(A block of data)
---

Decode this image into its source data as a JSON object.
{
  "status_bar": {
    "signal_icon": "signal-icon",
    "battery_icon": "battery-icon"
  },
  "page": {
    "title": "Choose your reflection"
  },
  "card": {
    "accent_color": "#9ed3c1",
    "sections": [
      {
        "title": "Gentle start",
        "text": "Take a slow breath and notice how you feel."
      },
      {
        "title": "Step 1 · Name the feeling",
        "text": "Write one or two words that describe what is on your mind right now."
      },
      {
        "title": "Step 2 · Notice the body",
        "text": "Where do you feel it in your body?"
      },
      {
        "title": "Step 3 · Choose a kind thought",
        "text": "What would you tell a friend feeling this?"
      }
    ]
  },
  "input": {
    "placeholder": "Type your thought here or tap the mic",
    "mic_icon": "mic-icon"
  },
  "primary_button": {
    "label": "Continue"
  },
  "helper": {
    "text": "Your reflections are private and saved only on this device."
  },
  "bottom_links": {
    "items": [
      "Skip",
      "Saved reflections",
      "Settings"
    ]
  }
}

---

**AIM OF THE EXERCISE:** Quote every entry exactly.

**PROBLEM SOLUTION:**
Decode this image into its source data as a JSON object.
{
  "status_bar": {
    "signal_icon": "signal-icon",
    "battery_icon": "battery-icon"
  },
  "page": {
    "title": "Choose your reflection"
  },
  "card": {
    "accent_color": "#9ed3c1",
    "sections": [
      {
        "title": "Gentle start",
        "text": "Take a slow breath and notice how you feel."
      },
      {
        "title": "Step 1 · Name the feeling",
        "text": "Write one or two words that describe what is on your mind right now."
      },
      {
        "title": "Step 2 · Notice the body",
        "text": "Where do you feel it in your body?"
      },
      {
        "title": "Step 3 · Choose a kind thought",
        "text": "What would you tell a friend feeling this?"
      }
    ]
  },
  "input": {
    "placeholder": "Type your thought here or tap the mic",
    "mic_icon": "mic-icon"
  },
  "primary_button": {
    "label": "Continue"
  },
  "helper": {
    "text": "Your reflections are private and saved only on this device."
  },
  "bottom_links": {
    "items": [
      "Skip",
      "Saved reflections",
      "Settings"
    ]
  }
}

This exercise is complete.